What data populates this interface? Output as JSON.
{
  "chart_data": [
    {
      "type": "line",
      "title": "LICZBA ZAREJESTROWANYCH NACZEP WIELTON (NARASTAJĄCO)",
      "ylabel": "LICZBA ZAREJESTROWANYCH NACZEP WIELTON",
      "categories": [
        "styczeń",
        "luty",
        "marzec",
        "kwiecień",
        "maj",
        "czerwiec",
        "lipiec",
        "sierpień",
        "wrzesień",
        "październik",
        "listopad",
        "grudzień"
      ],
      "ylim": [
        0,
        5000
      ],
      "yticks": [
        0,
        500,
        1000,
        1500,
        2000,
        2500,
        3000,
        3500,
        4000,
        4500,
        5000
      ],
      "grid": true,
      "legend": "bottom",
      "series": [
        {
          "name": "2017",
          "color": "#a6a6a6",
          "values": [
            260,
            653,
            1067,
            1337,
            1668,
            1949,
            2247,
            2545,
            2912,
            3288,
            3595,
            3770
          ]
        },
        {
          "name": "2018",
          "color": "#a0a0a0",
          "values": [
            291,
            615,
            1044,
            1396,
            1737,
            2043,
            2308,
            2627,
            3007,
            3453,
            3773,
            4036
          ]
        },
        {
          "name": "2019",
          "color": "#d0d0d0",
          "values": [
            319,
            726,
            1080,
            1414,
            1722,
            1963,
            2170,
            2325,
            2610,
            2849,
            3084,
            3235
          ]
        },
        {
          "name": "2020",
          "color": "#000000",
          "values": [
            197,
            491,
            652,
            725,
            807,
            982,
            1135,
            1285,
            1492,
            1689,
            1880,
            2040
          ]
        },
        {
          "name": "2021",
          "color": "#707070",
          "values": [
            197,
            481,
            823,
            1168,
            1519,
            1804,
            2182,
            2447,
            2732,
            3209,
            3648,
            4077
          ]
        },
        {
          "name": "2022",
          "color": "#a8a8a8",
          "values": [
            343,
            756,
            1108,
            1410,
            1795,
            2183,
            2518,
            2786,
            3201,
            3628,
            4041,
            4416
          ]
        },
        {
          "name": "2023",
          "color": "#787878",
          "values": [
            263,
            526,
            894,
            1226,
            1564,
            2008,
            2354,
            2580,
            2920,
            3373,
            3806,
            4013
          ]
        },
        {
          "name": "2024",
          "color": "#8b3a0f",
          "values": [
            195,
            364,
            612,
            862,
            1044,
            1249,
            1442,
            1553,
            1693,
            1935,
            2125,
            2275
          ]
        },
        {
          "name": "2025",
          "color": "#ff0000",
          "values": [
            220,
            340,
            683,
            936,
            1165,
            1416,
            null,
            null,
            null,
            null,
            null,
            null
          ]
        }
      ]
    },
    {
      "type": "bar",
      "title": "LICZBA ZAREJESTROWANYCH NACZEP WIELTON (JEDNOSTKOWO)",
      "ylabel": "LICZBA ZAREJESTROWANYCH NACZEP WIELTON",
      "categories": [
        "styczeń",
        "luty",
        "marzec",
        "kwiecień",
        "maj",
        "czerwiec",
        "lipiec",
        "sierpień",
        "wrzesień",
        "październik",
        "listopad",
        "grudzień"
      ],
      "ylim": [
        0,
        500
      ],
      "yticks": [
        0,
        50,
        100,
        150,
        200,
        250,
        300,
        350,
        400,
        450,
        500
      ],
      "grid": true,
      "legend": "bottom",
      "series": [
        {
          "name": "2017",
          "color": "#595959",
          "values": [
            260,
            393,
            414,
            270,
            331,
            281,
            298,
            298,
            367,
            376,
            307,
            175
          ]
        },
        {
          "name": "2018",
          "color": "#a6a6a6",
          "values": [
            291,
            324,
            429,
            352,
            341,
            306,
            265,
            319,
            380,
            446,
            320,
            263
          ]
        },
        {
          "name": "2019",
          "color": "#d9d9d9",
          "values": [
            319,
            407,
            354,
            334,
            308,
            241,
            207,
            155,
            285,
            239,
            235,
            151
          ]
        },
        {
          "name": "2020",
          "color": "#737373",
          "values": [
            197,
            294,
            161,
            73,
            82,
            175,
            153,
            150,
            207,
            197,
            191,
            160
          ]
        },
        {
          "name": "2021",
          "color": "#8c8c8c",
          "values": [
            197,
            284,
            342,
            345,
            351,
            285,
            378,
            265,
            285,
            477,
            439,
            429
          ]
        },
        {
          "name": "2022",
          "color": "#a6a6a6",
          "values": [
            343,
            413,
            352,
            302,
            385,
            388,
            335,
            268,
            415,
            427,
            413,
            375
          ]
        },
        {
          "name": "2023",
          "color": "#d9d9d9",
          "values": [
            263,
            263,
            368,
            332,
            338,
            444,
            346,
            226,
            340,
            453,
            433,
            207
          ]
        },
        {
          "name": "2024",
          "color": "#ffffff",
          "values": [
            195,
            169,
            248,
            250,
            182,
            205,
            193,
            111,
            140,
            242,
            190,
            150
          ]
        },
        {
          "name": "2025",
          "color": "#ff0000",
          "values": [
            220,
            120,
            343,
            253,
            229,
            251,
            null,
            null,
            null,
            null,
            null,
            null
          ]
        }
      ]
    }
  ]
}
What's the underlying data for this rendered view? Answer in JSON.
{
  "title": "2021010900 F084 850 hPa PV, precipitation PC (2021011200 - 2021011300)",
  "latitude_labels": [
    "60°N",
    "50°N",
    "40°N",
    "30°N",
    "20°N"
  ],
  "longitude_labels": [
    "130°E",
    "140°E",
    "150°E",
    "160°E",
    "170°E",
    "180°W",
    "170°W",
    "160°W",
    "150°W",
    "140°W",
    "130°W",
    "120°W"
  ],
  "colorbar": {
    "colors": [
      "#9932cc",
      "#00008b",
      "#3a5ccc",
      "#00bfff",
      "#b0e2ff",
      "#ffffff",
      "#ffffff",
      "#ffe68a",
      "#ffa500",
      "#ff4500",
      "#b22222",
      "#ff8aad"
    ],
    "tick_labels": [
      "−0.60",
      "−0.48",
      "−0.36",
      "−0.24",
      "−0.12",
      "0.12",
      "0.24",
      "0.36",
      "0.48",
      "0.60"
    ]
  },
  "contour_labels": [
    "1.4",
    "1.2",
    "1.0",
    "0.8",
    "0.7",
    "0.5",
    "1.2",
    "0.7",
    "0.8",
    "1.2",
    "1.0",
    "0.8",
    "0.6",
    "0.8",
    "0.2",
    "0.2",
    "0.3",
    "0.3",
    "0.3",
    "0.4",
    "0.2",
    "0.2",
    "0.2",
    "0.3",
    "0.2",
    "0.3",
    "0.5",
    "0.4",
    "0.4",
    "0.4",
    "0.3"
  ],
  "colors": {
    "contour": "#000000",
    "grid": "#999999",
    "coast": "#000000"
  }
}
------------
**PROBLEM STATEMENT**
In the records above, find the lines containing "What" and copy them.

**COMPLETE ANSWER**
What data populates this interface? Output as JSON.
What's the underlying data for this rendered view? Answer in JSON.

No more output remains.